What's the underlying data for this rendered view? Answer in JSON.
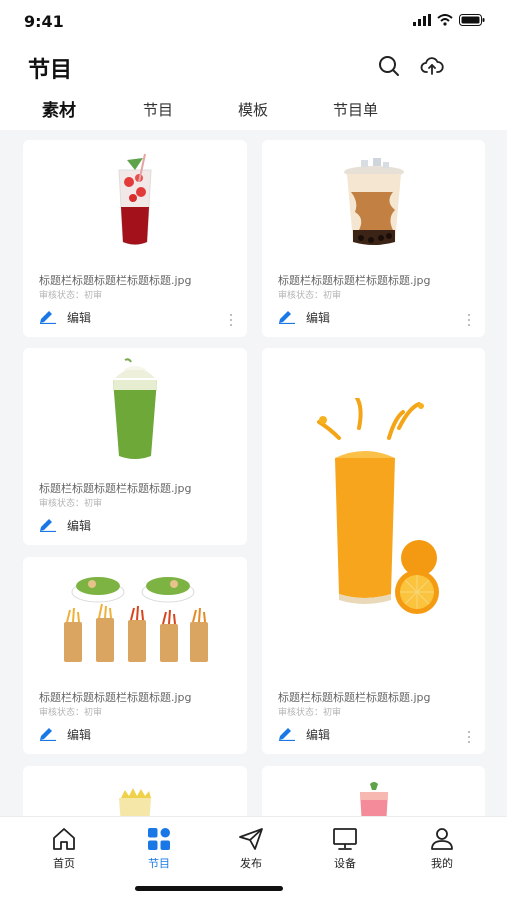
{
  "status": {
    "time": "9:41"
  },
  "header": {
    "title": "节目",
    "search_icon": "search-icon",
    "upload_icon": "cloud-upload-icon"
  },
  "tabs": [
    {
      "label": "素材",
      "active": true
    },
    {
      "label": "节目",
      "active": false
    },
    {
      "label": "模板",
      "active": false
    },
    {
      "label": "节目单",
      "active": false
    }
  ],
  "cards": [
    {
      "image": "strawberry-drink",
      "title": "标题栏标题标题栏标题标题.jpg",
      "status": "审核状态：初审",
      "edit_label": "编辑"
    },
    {
      "image": "bubble-tea",
      "title": "标题栏标题标题栏标题标题.jpg",
      "status": "审核状态：初审",
      "edit_label": "编辑"
    },
    {
      "image": "matcha-frappe",
      "title": "标题栏标题标题栏标题标题.jpg",
      "status": "审核状态：初审",
      "edit_label": "编辑"
    },
    {
      "image": "orange-juice",
      "title": "标题栏标题标题栏标题标题.jpg",
      "status": "审核状态：初审",
      "edit_label": "编辑"
    },
    {
      "image": "salads-and-fries",
      "title": "标题栏标题标题栏标题标题.jpg",
      "status": "审核状态：初审",
      "edit_label": "编辑"
    },
    {
      "image": "cake-cup"
    },
    {
      "image": "fruit-tea"
    }
  ],
  "tabbar": [
    {
      "label": "首页",
      "icon": "home-icon",
      "active": false
    },
    {
      "label": "节目",
      "icon": "grid-icon",
      "active": true
    },
    {
      "label": "发布",
      "icon": "send-icon",
      "active": false
    },
    {
      "label": "设备",
      "icon": "monitor-icon",
      "active": false
    },
    {
      "label": "我的",
      "icon": "user-icon",
      "active": false
    }
  ],
  "colors": {
    "accent": "#1a78e6",
    "background": "#f4f5f7",
    "card": "#ffffff"
  }
}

◇ ◇ ◇ ◇ ◇

> **YOUR GOAL**
Copy out all of the data word for word. Do not carry over any picture.

> **SOLUTION TO THIS EXERCISE**
What's the underlying data for this rendered view? Answer in JSON.
{
  "status": {
    "time": "9:41"
  },
  "header": {
    "title": "节目",
    "search_icon": "search-icon",
    "upload_icon": "cloud-upload-icon"
  },
  "tabs": [
    {
      "label": "素材",
      "active": true
    },
    {
      "label": "节目",
      "active": false
    },
    {
      "label": "模板",
      "active": false
    },
    {
      "label": "节目单",
      "active": false
    }
  ],
  "cards": [
    {
      "image": "strawberry-drink",
      "title": "标题栏标题标题栏标题标题.jpg",
      "status": "审核状态：初审",
      "edit_label": "编辑"
    },
    {
      "image": "bubble-tea",
      "title": "标题栏标题标题栏标题标题.jpg",
      "status": "审核状态：初审",
      "edit_label": "编辑"
    },
    {
      "image": "matcha-frappe",
      "title": "标题栏标题标题栏标题标题.jpg",
      "status": "审核状态：初审",
      "edit_label": "编辑"
    },
    {
      "image": "orange-juice",
      "title": "标题栏标题标题栏标题标题.jpg",
      "status": "审核状态：初审",
      "edit_label": "编辑"
    },
    {
      "image": "salads-and-fries",
      "title": "标题栏标题标题栏标题标题.jpg",
      "status": "审核状态：初审",
      "edit_label": "编辑"
    },
    {
      "image": "cake-cup"
    },
    {
      "image": "fruit-tea"
    }
  ],
  "tabbar": [
    {
      "label": "首页",
      "icon": "home-icon",
      "active": false
    },
    {
      "label": "节目",
      "icon": "grid-icon",
      "active": true
    },
    {
      "label": "发布",
      "icon": "send-icon",
      "active": false
    },
    {
      "label": "设备",
      "icon": "monitor-icon",
      "active": false
    },
    {
      "label": "我的",
      "icon": "user-icon",
      "active": false
    }
  ],
  "colors": {
    "accent": "#1a78e6",
    "background": "#f4f5f7",
    "card": "#ffffff"
  }
}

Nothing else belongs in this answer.